### Do this
Go through the entries below and print each one exactly, leaving out pictures.

### Items

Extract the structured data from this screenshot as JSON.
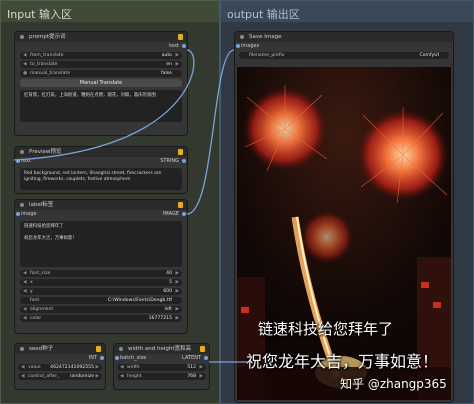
{
  "groups": {
    "input_title": "Input 输入区",
    "output_title": "output 输出区"
  },
  "prompt_node": {
    "title": "prompt提示词",
    "output_label": "text",
    "from_translate_label": "from_translate",
    "from_translate_value": "auto",
    "to_translate_label": "to_translate",
    "to_translate_value": "en",
    "manual_translate_label": "manual_translate",
    "manual_translate_value": "false",
    "button_label": "Manual Translate",
    "text": "红背景，红灯笼，上海街道，鞭炮在点燃，烟花，对联，喜庆的氛围"
  },
  "preview_node": {
    "title": "Preview预览",
    "input_label": "text",
    "output_label": "STRING",
    "text": "Red background, red lantern, Shanghai street, firecrackers are igniting, fireworks, couplets, festive atmosphere"
  },
  "label_node": {
    "title": "label标签",
    "input_label": "image",
    "output_label": "IMAGE",
    "text": "链速科技给您拜年了\n\n祝您龙年大吉，万事如意！",
    "widgets": [
      {
        "label": "font_size",
        "value": "40"
      },
      {
        "label": "x",
        "value": "5"
      },
      {
        "label": "y",
        "value": "600"
      },
      {
        "label": "font",
        "value": "C:\\Windows\\Fonts\\Dengb.ttf"
      },
      {
        "label": "alignment",
        "value": "left"
      },
      {
        "label": "color",
        "value": "16777215"
      }
    ]
  },
  "seed_node": {
    "title": "seed种子",
    "output_label": "INT",
    "value_label": "value",
    "value": "462472141092555",
    "control_label": "control_after_",
    "control_value": "randomize"
  },
  "size_node": {
    "title": "width and height宽和高",
    "input_label": "batch_size",
    "output_label": "LATENT",
    "width_label": "width",
    "width_value": "512",
    "height_label": "height",
    "height_value": "768"
  },
  "save_node": {
    "title": "Save Image",
    "input_label": "images",
    "prefix_label": "filename_prefix",
    "prefix_value": "ComfyUI"
  },
  "image_overlay": {
    "line1": "链速科技给您拜年了",
    "line2": "祝您龙年大吉，万事如意！",
    "watermark": "知乎 @zhangp365"
  },
  "colors": {
    "input_group": "#33392f",
    "output_group": "#313a44",
    "link": "#7aa3d8",
    "lock": "#e0b020"
  }
}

### Solution
Extract the structured data from this screenshot as JSON.
{
  "groups": {
    "input_title": "Input 输入区",
    "output_title": "output 输出区"
  },
  "prompt_node": {
    "title": "prompt提示词",
    "output_label": "text",
    "from_translate_label": "from_translate",
    "from_translate_value": "auto",
    "to_translate_label": "to_translate",
    "to_translate_value": "en",
    "manual_translate_label": "manual_translate",
    "manual_translate_value": "false",
    "button_label": "Manual Translate",
    "text": "红背景，红灯笼，上海街道，鞭炮在点燃，烟花，对联，喜庆的氛围"
  },
  "preview_node": {
    "title": "Preview预览",
    "input_label": "text",
    "output_label": "STRING",
    "text": "Red background, red lantern, Shanghai street, firecrackers are igniting, fireworks, couplets, festive atmosphere"
  },
  "label_node": {
    "title": "label标签",
    "input_label": "image",
    "output_label": "IMAGE",
    "text": "链速科技给您拜年了\n\n祝您龙年大吉，万事如意！",
    "widgets": [
      {
        "label": "font_size",
        "value": "40"
      },
      {
        "label": "x",
        "value": "5"
      },
      {
        "label": "y",
        "value": "600"
      },
      {
        "label": "font",
        "value": "C:\\Windows\\Fonts\\Dengb.ttf"
      },
      {
        "label": "alignment",
        "value": "left"
      },
      {
        "label": "color",
        "value": "16777215"
      }
    ]
  },
  "seed_node": {
    "title": "seed种子",
    "output_label": "INT",
    "value_label": "value",
    "value": "462472141092555",
    "control_label": "control_after_",
    "control_value": "randomize"
  },
  "size_node": {
    "title": "width and height宽和高",
    "input_label": "batch_size",
    "output_label": "LATENT",
    "width_label": "width",
    "width_value": "512",
    "height_label": "height",
    "height_value": "768"
  },
  "save_node": {
    "title": "Save Image",
    "input_label": "images",
    "prefix_label": "filename_prefix",
    "prefix_value": "ComfyUI"
  },
  "image_overlay": {
    "line1": "链速科技给您拜年了",
    "line2": "祝您龙年大吉，万事如意！",
    "watermark": "知乎 @zhangp365"
  },
  "colors": {
    "input_group": "#33392f",
    "output_group": "#313a44",
    "link": "#7aa3d8",
    "lock": "#e0b020"
  }
}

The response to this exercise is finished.